Go through the entries below and pick out every line with "Differenza".

================================

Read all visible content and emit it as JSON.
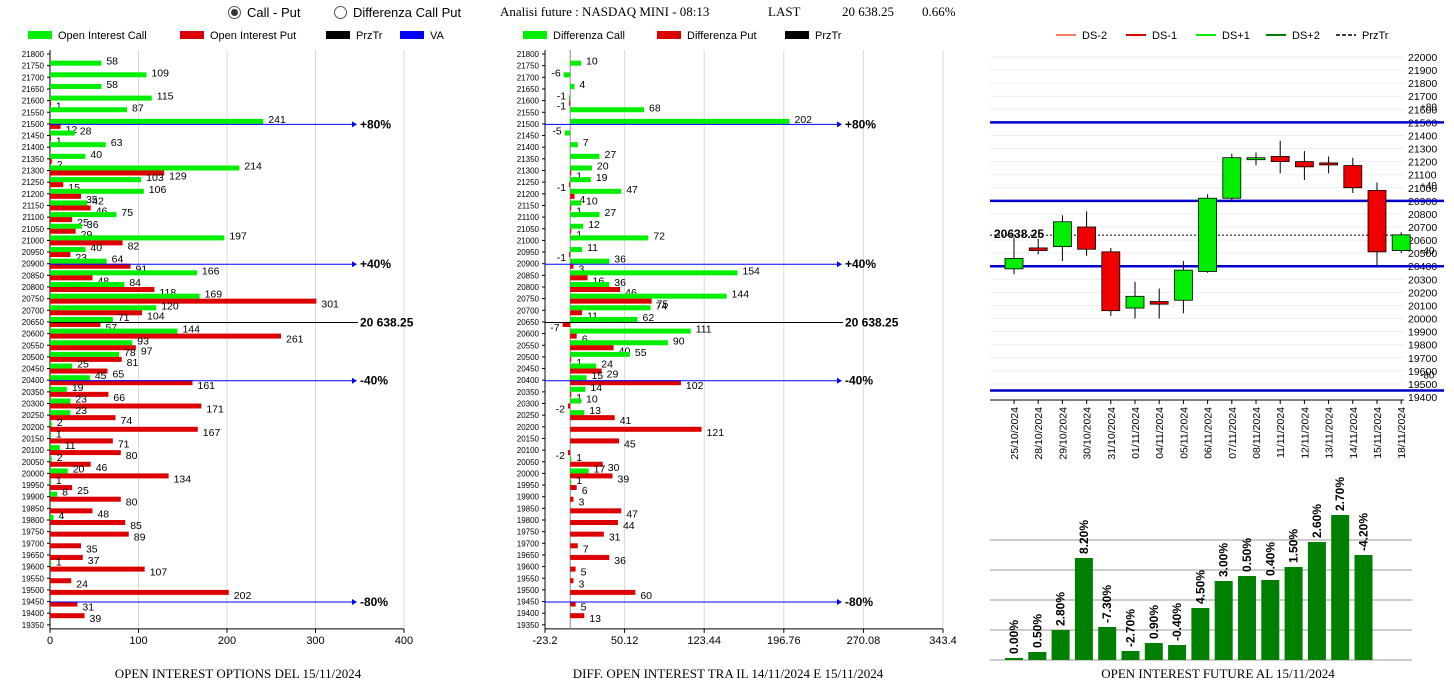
{
  "header": {
    "radio_call_put": "Call - Put",
    "radio_diff": "Differenza Call Put",
    "title": "Analisi future : NASDAQ MINI - 08:13",
    "last_label": "LAST",
    "last_value": "20 638.25",
    "change": "0.66%"
  },
  "colors": {
    "green": "#00ee00",
    "red": "#dd0000",
    "dark_green": "#008000",
    "blue": "#0000cc"
  },
  "chart_data": [
    {
      "type": "bar",
      "orientation": "horizontal",
      "title": "OPEN INTEREST OPTIONS DEL 15/11/2024",
      "legend": [
        "Open Interest Call",
        "Open Interest Put",
        "PrzTr",
        "VA"
      ],
      "legend_colors": [
        "#00ee00",
        "#dd0000",
        "#000000",
        "#0000ff"
      ],
      "strikes": [
        21800,
        21750,
        21700,
        21650,
        21600,
        21550,
        21500,
        21450,
        21400,
        21350,
        21300,
        21250,
        21200,
        21150,
        21100,
        21050,
        21000,
        20950,
        20900,
        20850,
        20800,
        20750,
        20700,
        20650,
        20600,
        20550,
        20500,
        20450,
        20400,
        20350,
        20300,
        20250,
        20200,
        20150,
        20100,
        20050,
        20000,
        19950,
        19900,
        19850,
        19800,
        19750,
        19700,
        19650,
        19600,
        19550,
        19500,
        19450,
        19400,
        19350
      ],
      "call": [
        null,
        58,
        109,
        58,
        115,
        87,
        241,
        28,
        63,
        40,
        214,
        103,
        106,
        42,
        75,
        36,
        197,
        40,
        64,
        166,
        84,
        169,
        120,
        71,
        144,
        93,
        78,
        25,
        45,
        19,
        23,
        23,
        2,
        1,
        11,
        2,
        20,
        1,
        8,
        null,
        4,
        null,
        null,
        null,
        1,
        null,
        null,
        null,
        null,
        null
      ],
      "put": [
        null,
        null,
        null,
        null,
        1,
        null,
        12,
        1,
        null,
        2,
        129,
        15,
        35,
        46,
        25,
        29,
        82,
        23,
        91,
        48,
        118,
        301,
        104,
        57,
        261,
        97,
        81,
        65,
        161,
        66,
        171,
        74,
        167,
        71,
        80,
        46,
        134,
        25,
        80,
        48,
        85,
        89,
        35,
        37,
        107,
        24,
        202,
        31,
        39,
        null
      ],
      "xlim": [
        0,
        400
      ],
      "xticks": [
        0,
        100,
        200,
        300,
        400
      ],
      "lines": [
        {
          "strike": 21500,
          "label": "80%",
          "color": "#0000ff"
        },
        {
          "strike": 20900,
          "label": "40%",
          "color": "#0000ff"
        },
        {
          "strike": 20650,
          "label": "20 638.25",
          "color": "#000000"
        },
        {
          "strike": 20400,
          "label": "-40%",
          "color": "#0000ff"
        },
        {
          "strike": 19450,
          "label": "-80%",
          "color": "#0000ff"
        }
      ]
    },
    {
      "type": "bar",
      "orientation": "horizontal",
      "title": "DIFF. OPEN INTEREST TRA IL 14/11/2024 E 15/11/2024",
      "legend": [
        "Differenza Call",
        "Differenza Put",
        "PrzTr"
      ],
      "legend_colors": [
        "#00ee00",
        "#dd0000",
        "#000000"
      ],
      "strikes": [
        21800,
        21750,
        21700,
        21650,
        21600,
        21550,
        21500,
        21450,
        21400,
        21350,
        21300,
        21250,
        21200,
        21150,
        21100,
        21050,
        21000,
        20950,
        20900,
        20850,
        20800,
        20750,
        20700,
        20650,
        20600,
        20550,
        20500,
        20450,
        20400,
        20350,
        20300,
        20250,
        20200,
        20150,
        20100,
        20050,
        20000,
        19950,
        19900,
        19850,
        19800,
        19750,
        19700,
        19650,
        19600,
        19550,
        19500,
        19450,
        19400,
        19350
      ],
      "call": [
        null,
        10,
        -6,
        4,
        -1,
        68,
        202,
        -5,
        7,
        27,
        20,
        19,
        47,
        10,
        27,
        12,
        72,
        11,
        36,
        154,
        36,
        144,
        74,
        62,
        111,
        90,
        55,
        24,
        15,
        14,
        10,
        13,
        null,
        null,
        null,
        1,
        17,
        1,
        null,
        null,
        null,
        null,
        null,
        null,
        null,
        null,
        null,
        null,
        null,
        null
      ],
      "put": [
        null,
        null,
        null,
        null,
        -1,
        null,
        null,
        null,
        null,
        null,
        1,
        -1,
        4,
        1,
        null,
        1,
        null,
        -1,
        3,
        16,
        46,
        75,
        11,
        -7,
        6,
        40,
        1,
        29,
        102,
        1,
        -2,
        41,
        121,
        45,
        -2,
        30,
        39,
        6,
        3,
        47,
        44,
        31,
        7,
        36,
        5,
        3,
        60,
        5,
        13,
        null
      ],
      "xlim": [
        -23.2,
        343.4
      ],
      "xticks": [
        -23.2,
        50.12,
        123.44,
        196.76,
        270.08,
        343.4
      ],
      "lines": [
        {
          "strike": 21500,
          "label": "80%",
          "color": "#0000ff"
        },
        {
          "strike": 20900,
          "label": "40%",
          "color": "#0000ff"
        },
        {
          "strike": 20650,
          "label": "20 638.25",
          "color": "#000000"
        },
        {
          "strike": 20400,
          "label": "-40%",
          "color": "#0000ff"
        },
        {
          "strike": 19450,
          "label": "-80%",
          "color": "#0000ff"
        }
      ]
    },
    {
      "type": "candlestick",
      "legend": [
        "DS-2",
        "DS-1",
        "DS+1",
        "DS+2",
        "PrzTr"
      ],
      "legend_colors": [
        "#f08060",
        "#dd0000",
        "#00ee00",
        "#008000",
        "#000000"
      ],
      "dates": [
        "25/10/2024",
        "28/10/2024",
        "29/10/2024",
        "30/10/2024",
        "31/10/2024",
        "01/11/2024",
        "04/11/2024",
        "05/11/2024",
        "06/11/2024",
        "07/11/2024",
        "08/11/2024",
        "11/11/2024",
        "12/11/2024",
        "13/11/2024",
        "14/11/2024",
        "15/11/2024",
        "18/11/2024"
      ],
      "open": [
        20380,
        20540,
        20550,
        20700,
        20510,
        20080,
        20130,
        20140,
        20360,
        20920,
        21230,
        21240,
        21200,
        21190,
        21170,
        20980,
        20520
      ],
      "close": [
        20460,
        20520,
        20740,
        20530,
        20060,
        20170,
        20110,
        20370,
        20920,
        21230,
        21230,
        21200,
        21160,
        21180,
        21000,
        20510,
        20640
      ],
      "high": [
        20620,
        20610,
        20790,
        20820,
        20540,
        20280,
        20230,
        20440,
        20950,
        21260,
        21270,
        21360,
        21280,
        21240,
        21230,
        21040,
        20660
      ],
      "low": [
        20340,
        20490,
        20440,
        20480,
        20020,
        20000,
        20000,
        20040,
        20350,
        20900,
        21170,
        21110,
        21060,
        21110,
        20960,
        20400,
        20500
      ],
      "ylim": [
        19400,
        22000
      ],
      "yticks": [
        19400,
        19500,
        19600,
        19700,
        19800,
        19900,
        20000,
        20100,
        20200,
        20300,
        20400,
        20500,
        20600,
        20700,
        20800,
        20900,
        21000,
        21100,
        21200,
        21300,
        21400,
        21500,
        21600,
        21700,
        21800,
        21900,
        22000
      ],
      "last_label": "20638.25",
      "last_value": 20638.25,
      "lines": [
        {
          "y": 21500,
          "label": "+80"
        },
        {
          "y": 20900,
          "label": "+40"
        },
        {
          "y": 20400,
          "label": "-40"
        },
        {
          "y": 19450,
          "label": "-80"
        }
      ]
    },
    {
      "type": "bar",
      "title": "OPEN INTEREST FUTURE AL 15/11/2024",
      "labels": [
        "0.00%",
        "0.50%",
        "2.80%",
        "8.20%",
        "-7.30%",
        "-2.70%",
        "0.90%",
        "-0.40%",
        "4.50%",
        "3.00%",
        "0.50%",
        "0.40%",
        "1.50%",
        "2.60%",
        "2.70%",
        "-4.20%"
      ],
      "values": [
        2,
        8,
        30,
        102,
        33,
        9,
        17,
        15,
        52,
        79,
        84,
        80,
        93,
        118,
        145,
        105
      ],
      "ylim": [
        0,
        150
      ]
    }
  ]
}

================================

- Reply to the task:
    "radio_diff": "Differenza Call Put",
        "Differenza Call",
        "Differenza Put",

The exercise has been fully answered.